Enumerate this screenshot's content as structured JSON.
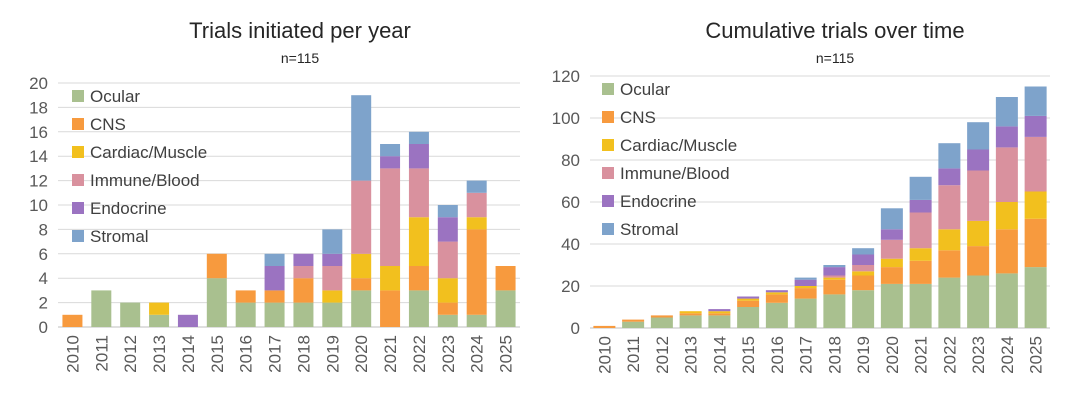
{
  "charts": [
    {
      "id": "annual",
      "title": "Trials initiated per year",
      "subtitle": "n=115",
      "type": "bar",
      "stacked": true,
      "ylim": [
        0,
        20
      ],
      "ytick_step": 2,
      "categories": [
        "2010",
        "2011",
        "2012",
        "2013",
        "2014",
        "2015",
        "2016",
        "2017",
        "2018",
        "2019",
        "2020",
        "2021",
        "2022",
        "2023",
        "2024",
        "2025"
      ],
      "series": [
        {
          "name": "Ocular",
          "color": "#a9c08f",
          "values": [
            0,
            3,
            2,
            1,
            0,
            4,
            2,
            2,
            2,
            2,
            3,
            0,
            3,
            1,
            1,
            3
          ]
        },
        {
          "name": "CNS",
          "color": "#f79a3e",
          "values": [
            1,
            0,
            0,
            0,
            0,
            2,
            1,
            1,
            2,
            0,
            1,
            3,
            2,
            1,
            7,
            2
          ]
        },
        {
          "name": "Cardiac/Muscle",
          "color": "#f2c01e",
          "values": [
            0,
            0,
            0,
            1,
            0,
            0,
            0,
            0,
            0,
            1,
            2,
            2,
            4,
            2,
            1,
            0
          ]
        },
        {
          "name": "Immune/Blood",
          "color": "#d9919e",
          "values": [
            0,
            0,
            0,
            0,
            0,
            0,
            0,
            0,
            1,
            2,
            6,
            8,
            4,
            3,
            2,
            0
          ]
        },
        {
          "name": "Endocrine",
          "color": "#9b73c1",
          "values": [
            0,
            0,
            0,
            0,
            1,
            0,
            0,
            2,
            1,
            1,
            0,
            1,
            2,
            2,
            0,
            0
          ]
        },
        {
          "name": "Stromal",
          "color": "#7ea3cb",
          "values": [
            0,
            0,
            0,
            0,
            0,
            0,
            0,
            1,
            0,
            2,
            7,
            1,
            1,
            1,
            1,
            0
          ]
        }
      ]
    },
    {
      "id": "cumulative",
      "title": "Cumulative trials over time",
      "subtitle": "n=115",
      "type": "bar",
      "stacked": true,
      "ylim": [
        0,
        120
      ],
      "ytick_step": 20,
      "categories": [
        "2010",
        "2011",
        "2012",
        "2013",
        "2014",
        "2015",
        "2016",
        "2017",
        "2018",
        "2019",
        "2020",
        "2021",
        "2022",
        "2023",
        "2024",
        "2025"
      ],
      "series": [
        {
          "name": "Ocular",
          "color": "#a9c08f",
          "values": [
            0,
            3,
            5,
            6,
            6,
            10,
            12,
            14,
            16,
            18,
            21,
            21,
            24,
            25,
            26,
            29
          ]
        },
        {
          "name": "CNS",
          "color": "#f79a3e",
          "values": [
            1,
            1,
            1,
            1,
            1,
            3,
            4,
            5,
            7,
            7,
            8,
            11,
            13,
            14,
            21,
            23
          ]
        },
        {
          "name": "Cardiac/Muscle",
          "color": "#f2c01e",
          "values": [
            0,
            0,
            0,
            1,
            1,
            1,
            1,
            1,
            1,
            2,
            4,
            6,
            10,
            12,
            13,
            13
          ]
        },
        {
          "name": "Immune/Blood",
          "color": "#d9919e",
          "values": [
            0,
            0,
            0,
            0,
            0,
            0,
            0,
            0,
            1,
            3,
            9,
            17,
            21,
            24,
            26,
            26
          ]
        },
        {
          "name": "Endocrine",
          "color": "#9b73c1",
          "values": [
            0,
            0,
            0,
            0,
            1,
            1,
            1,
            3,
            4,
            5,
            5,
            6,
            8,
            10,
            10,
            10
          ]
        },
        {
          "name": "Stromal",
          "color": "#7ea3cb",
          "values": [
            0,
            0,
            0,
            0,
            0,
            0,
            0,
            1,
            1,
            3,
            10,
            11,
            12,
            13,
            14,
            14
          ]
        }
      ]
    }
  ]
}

**SHORT PROBLEM:**
Set the data above down again exactly as given, with no pictures.

**THE COMPLETED TASK:**
Enumerate this screenshot's content as structured JSON.
{
  "charts": [
    {
      "id": "annual",
      "title": "Trials initiated per year",
      "subtitle": "n=115",
      "type": "bar",
      "stacked": true,
      "ylim": [
        0,
        20
      ],
      "ytick_step": 2,
      "categories": [
        "2010",
        "2011",
        "2012",
        "2013",
        "2014",
        "2015",
        "2016",
        "2017",
        "2018",
        "2019",
        "2020",
        "2021",
        "2022",
        "2023",
        "2024",
        "2025"
      ],
      "series": [
        {
          "name": "Ocular",
          "color": "#a9c08f",
          "values": [
            0,
            3,
            2,
            1,
            0,
            4,
            2,
            2,
            2,
            2,
            3,
            0,
            3,
            1,
            1,
            3
          ]
        },
        {
          "name": "CNS",
          "color": "#f79a3e",
          "values": [
            1,
            0,
            0,
            0,
            0,
            2,
            1,
            1,
            2,
            0,
            1,
            3,
            2,
            1,
            7,
            2
          ]
        },
        {
          "name": "Cardiac/Muscle",
          "color": "#f2c01e",
          "values": [
            0,
            0,
            0,
            1,
            0,
            0,
            0,
            0,
            0,
            1,
            2,
            2,
            4,
            2,
            1,
            0
          ]
        },
        {
          "name": "Immune/Blood",
          "color": "#d9919e",
          "values": [
            0,
            0,
            0,
            0,
            0,
            0,
            0,
            0,
            1,
            2,
            6,
            8,
            4,
            3,
            2,
            0
          ]
        },
        {
          "name": "Endocrine",
          "color": "#9b73c1",
          "values": [
            0,
            0,
            0,
            0,
            1,
            0,
            0,
            2,
            1,
            1,
            0,
            1,
            2,
            2,
            0,
            0
          ]
        },
        {
          "name": "Stromal",
          "color": "#7ea3cb",
          "values": [
            0,
            0,
            0,
            0,
            0,
            0,
            0,
            1,
            0,
            2,
            7,
            1,
            1,
            1,
            1,
            0
          ]
        }
      ]
    },
    {
      "id": "cumulative",
      "title": "Cumulative trials over time",
      "subtitle": "n=115",
      "type": "bar",
      "stacked": true,
      "ylim": [
        0,
        120
      ],
      "ytick_step": 20,
      "categories": [
        "2010",
        "2011",
        "2012",
        "2013",
        "2014",
        "2015",
        "2016",
        "2017",
        "2018",
        "2019",
        "2020",
        "2021",
        "2022",
        "2023",
        "2024",
        "2025"
      ],
      "series": [
        {
          "name": "Ocular",
          "color": "#a9c08f",
          "values": [
            0,
            3,
            5,
            6,
            6,
            10,
            12,
            14,
            16,
            18,
            21,
            21,
            24,
            25,
            26,
            29
          ]
        },
        {
          "name": "CNS",
          "color": "#f79a3e",
          "values": [
            1,
            1,
            1,
            1,
            1,
            3,
            4,
            5,
            7,
            7,
            8,
            11,
            13,
            14,
            21,
            23
          ]
        },
        {
          "name": "Cardiac/Muscle",
          "color": "#f2c01e",
          "values": [
            0,
            0,
            0,
            1,
            1,
            1,
            1,
            1,
            1,
            2,
            4,
            6,
            10,
            12,
            13,
            13
          ]
        },
        {
          "name": "Immune/Blood",
          "color": "#d9919e",
          "values": [
            0,
            0,
            0,
            0,
            0,
            0,
            0,
            0,
            1,
            3,
            9,
            17,
            21,
            24,
            26,
            26
          ]
        },
        {
          "name": "Endocrine",
          "color": "#9b73c1",
          "values": [
            0,
            0,
            0,
            0,
            1,
            1,
            1,
            3,
            4,
            5,
            5,
            6,
            8,
            10,
            10,
            10
          ]
        },
        {
          "name": "Stromal",
          "color": "#7ea3cb",
          "values": [
            0,
            0,
            0,
            0,
            0,
            0,
            0,
            1,
            1,
            3,
            10,
            11,
            12,
            13,
            14,
            14
          ]
        }
      ]
    }
  ]
}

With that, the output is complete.